### WRITTEN REQUEST
Please give the listing again, word for word, with nothing left out.

---------- WORKING DATA

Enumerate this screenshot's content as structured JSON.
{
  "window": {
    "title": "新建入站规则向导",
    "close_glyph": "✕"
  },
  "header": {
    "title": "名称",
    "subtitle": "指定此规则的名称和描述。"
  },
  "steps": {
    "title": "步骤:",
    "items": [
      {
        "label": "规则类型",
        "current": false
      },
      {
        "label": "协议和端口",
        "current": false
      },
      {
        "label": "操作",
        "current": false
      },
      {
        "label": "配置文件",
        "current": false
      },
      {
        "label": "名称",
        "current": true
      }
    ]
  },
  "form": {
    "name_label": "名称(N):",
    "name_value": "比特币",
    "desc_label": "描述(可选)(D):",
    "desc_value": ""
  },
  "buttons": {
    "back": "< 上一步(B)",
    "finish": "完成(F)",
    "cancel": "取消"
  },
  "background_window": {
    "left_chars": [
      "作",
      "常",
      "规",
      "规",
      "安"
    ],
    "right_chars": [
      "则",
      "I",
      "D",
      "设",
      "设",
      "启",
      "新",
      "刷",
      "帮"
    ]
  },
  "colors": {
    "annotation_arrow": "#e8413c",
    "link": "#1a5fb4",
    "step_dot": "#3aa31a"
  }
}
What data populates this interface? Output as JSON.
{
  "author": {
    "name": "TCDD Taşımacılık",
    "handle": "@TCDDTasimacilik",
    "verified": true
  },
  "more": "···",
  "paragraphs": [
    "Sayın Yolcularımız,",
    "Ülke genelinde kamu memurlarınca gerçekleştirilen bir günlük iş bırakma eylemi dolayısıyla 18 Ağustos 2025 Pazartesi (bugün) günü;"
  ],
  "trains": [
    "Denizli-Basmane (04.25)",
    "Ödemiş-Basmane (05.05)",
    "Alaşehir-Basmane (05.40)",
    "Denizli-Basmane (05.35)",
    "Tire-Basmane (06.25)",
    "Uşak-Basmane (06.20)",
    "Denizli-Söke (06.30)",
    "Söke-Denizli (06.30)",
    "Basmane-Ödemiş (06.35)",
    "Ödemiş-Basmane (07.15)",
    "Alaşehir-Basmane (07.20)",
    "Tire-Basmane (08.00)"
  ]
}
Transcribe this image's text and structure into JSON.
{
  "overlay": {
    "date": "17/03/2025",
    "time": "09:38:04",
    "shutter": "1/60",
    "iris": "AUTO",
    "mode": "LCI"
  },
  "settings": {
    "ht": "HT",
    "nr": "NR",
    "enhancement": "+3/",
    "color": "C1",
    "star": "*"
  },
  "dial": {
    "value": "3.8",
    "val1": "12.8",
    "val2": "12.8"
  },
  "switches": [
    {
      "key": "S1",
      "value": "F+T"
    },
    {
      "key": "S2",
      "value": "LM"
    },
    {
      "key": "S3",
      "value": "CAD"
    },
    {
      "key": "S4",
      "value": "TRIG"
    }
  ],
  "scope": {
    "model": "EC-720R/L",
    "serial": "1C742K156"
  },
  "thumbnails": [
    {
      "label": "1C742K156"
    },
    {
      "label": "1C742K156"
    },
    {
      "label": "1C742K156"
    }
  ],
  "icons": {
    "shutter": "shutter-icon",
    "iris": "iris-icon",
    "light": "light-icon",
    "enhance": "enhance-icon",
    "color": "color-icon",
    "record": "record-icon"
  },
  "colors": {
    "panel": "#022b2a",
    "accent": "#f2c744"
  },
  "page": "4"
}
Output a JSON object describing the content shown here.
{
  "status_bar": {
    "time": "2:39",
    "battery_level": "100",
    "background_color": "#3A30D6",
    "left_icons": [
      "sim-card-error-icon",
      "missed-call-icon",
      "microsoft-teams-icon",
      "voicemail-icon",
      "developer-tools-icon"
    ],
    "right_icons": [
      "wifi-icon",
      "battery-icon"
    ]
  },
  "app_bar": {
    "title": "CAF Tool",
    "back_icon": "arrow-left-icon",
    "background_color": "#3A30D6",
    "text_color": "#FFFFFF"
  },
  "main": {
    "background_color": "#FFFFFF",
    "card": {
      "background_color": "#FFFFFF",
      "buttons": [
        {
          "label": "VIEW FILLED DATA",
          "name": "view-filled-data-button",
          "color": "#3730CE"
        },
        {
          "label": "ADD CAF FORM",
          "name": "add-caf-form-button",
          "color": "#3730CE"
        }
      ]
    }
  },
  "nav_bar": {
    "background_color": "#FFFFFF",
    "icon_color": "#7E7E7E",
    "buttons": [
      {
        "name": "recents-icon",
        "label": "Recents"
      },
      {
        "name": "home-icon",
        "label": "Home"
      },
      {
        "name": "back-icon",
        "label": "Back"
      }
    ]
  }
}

--------------------

### THE ANSWER
Enumerate this screenshot's content as structured JSON.
{
  "window": {
    "title": "新建入站规则向导",
    "close_glyph": "✕"
  },
  "header": {
    "title": "名称",
    "subtitle": "指定此规则的名称和描述。"
  },
  "steps": {
    "title": "步骤:",
    "items": [
      {
        "label": "规则类型",
        "current": false
      },
      {
        "label": "协议和端口",
        "current": false
      },
      {
        "label": "操作",
        "current": false
      },
      {
        "label": "配置文件",
        "current": false
      },
      {
        "label": "名称",
        "current": true
      }
    ]
  },
  "form": {
    "name_label": "名称(N):",
    "name_value": "比特币",
    "desc_label": "描述(可选)(D):",
    "desc_value": ""
  },
  "buttons": {
    "back": "< 上一步(B)",
    "finish": "完成(F)",
    "cancel": "取消"
  },
  "background_window": {
    "left_chars": [
      "作",
      "常",
      "规",
      "规",
      "安"
    ],
    "right_chars": [
      "则",
      "I",
      "D",
      "设",
      "设",
      "启",
      "新",
      "刷",
      "帮"
    ]
  },
  "colors": {
    "annotation_arrow": "#e8413c",
    "link": "#1a5fb4",
    "step_dot": "#3aa31a"
  }
}
What data populates this interface? Output as JSON.
{
  "author": {
    "name": "TCDD Taşımacılık",
    "handle": "@TCDDTasimacilik",
    "verified": true
  },
  "more": "···",
  "paragraphs": [
    "Sayın Yolcularımız,",
    "Ülke genelinde kamu memurlarınca gerçekleştirilen bir günlük iş bırakma eylemi dolayısıyla 18 Ağustos 2025 Pazartesi (bugün) günü;"
  ],
  "trains": [
    "Denizli-Basmane (04.25)",
    "Ödemiş-Basmane (05.05)",
    "Alaşehir-Basmane (05.40)",
    "Denizli-Basmane (05.35)",
    "Tire-Basmane (06.25)",
    "Uşak-Basmane (06.20)",
    "Denizli-Söke (06.30)",
    "Söke-Denizli (06.30)",
    "Basmane-Ödemiş (06.35)",
    "Ödemiş-Basmane (07.15)",
    "Alaşehir-Basmane (07.20)",
    "Tire-Basmane (08.00)"
  ]
}
Transcribe this image's text and structure into JSON.
{
  "overlay": {
    "date": "17/03/2025",
    "time": "09:38:04",
    "shutter": "1/60",
    "iris": "AUTO",
    "mode": "LCI"
  },
  "settings": {
    "ht": "HT",
    "nr": "NR",
    "enhancement": "+3/",
    "color": "C1",
    "star": "*"
  },
  "dial": {
    "value": "3.8",
    "val1": "12.8",
    "val2": "12.8"
  },
  "switches": [
    {
      "key": "S1",
      "value": "F+T"
    },
    {
      "key": "S2",
      "value": "LM"
    },
    {
      "key": "S3",
      "value": "CAD"
    },
    {
      "key": "S4",
      "value": "TRIG"
    }
  ],
  "scope": {
    "model": "EC-720R/L",
    "serial": "1C742K156"
  },
  "thumbnails": [
    {
      "label": "1C742K156"
    },
    {
      "label": "1C742K156"
    },
    {
      "label": "1C742K156"
    }
  ],
  "icons": {
    "shutter": "shutter-icon",
    "iris": "iris-icon",
    "light": "light-icon",
    "enhance": "enhance-icon",
    "color": "color-icon",
    "record": "record-icon"
  },
  "colors": {
    "panel": "#022b2a",
    "accent": "#f2c744"
  },
  "page": "4"
}
Output a JSON object describing the content shown here.
{
  "status_bar": {
    "time": "2:39",
    "battery_level": "100",
    "background_color": "#3A30D6",
    "left_icons": [
      "sim-card-error-icon",
      "missed-call-icon",
      "microsoft-teams-icon",
      "voicemail-icon",
      "developer-tools-icon"
    ],
    "right_icons": [
      "wifi-icon",
      "battery-icon"
    ]
  },
  "app_bar": {
    "title": "CAF Tool",
    "back_icon": "arrow-left-icon",
    "background_color": "#3A30D6",
    "text_color": "#FFFFFF"
  },
  "main": {
    "background_color": "#FFFFFF",
    "card": {
      "background_color": "#FFFFFF",
      "buttons": [
        {
          "label": "VIEW FILLED DATA",
          "name": "view-filled-data-button",
          "color": "#3730CE"
        },
        {
          "label": "ADD CAF FORM",
          "name": "add-caf-form-button",
          "color": "#3730CE"
        }
      ]
    }
  },
  "nav_bar": {
    "background_color": "#FFFFFF",
    "icon_color": "#7E7E7E",
    "buttons": [
      {
        "name": "recents-icon",
        "label": "Recents"
      },
      {
        "name": "home-icon",
        "label": "Home"
      },
      {
        "name": "back-icon",
        "label": "Back"
      }
    ]
  }
}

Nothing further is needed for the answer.